Records from a dataset:
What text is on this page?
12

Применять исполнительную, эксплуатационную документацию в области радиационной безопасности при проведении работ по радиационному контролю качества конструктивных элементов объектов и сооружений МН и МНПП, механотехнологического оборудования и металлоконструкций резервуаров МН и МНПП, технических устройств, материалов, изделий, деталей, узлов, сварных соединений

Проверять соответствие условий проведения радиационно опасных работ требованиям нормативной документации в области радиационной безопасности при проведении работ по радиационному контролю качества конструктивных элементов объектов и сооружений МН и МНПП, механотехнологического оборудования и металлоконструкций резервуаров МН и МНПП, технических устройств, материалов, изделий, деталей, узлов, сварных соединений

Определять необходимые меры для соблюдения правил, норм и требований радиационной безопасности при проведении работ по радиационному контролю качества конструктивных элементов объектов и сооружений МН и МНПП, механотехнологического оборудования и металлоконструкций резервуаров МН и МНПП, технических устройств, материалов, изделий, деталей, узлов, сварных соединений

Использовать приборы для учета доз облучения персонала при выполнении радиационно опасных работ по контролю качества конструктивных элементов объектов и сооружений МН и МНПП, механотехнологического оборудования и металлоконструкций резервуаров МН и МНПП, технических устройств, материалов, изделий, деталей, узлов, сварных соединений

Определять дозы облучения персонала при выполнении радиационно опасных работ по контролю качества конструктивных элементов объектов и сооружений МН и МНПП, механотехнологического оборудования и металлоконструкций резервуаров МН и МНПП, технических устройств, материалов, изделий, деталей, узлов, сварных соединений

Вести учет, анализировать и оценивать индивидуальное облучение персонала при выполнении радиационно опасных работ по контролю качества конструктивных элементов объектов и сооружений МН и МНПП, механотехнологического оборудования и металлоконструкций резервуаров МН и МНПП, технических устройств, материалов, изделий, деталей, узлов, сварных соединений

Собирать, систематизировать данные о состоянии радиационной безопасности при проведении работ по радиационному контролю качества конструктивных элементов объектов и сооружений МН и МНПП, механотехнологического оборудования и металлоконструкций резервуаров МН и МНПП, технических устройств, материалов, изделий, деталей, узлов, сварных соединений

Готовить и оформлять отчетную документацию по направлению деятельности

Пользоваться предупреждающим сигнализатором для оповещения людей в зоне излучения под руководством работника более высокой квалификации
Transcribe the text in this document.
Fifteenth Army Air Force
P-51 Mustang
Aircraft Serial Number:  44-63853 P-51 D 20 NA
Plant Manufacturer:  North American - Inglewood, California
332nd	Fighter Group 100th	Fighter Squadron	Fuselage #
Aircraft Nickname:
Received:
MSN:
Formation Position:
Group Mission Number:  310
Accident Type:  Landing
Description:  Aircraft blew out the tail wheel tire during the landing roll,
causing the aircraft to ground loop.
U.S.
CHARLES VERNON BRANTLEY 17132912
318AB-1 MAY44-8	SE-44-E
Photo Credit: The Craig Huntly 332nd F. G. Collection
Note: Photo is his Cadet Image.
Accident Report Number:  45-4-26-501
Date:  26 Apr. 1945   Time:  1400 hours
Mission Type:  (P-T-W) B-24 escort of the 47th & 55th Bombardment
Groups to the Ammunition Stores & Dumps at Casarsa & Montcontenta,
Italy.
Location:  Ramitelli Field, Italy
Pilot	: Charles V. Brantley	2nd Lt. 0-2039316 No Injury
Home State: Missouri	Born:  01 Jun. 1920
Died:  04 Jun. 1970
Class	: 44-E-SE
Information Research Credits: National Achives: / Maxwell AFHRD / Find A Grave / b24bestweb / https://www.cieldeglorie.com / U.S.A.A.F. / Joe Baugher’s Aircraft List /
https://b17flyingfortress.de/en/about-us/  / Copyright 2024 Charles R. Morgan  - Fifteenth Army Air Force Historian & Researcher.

* _YOUR INSTRUCTIONS_
Copy all lines from the material that hold "Fifteenth".

* _EXERCISE SOLUTION_
Fifteenth Army Air Force
https://b17flyingfortress.de/en/about-us/  / Copyright 2024 Charles R. Morgan  - Fifteenth Army Air Force Historian & Researcher.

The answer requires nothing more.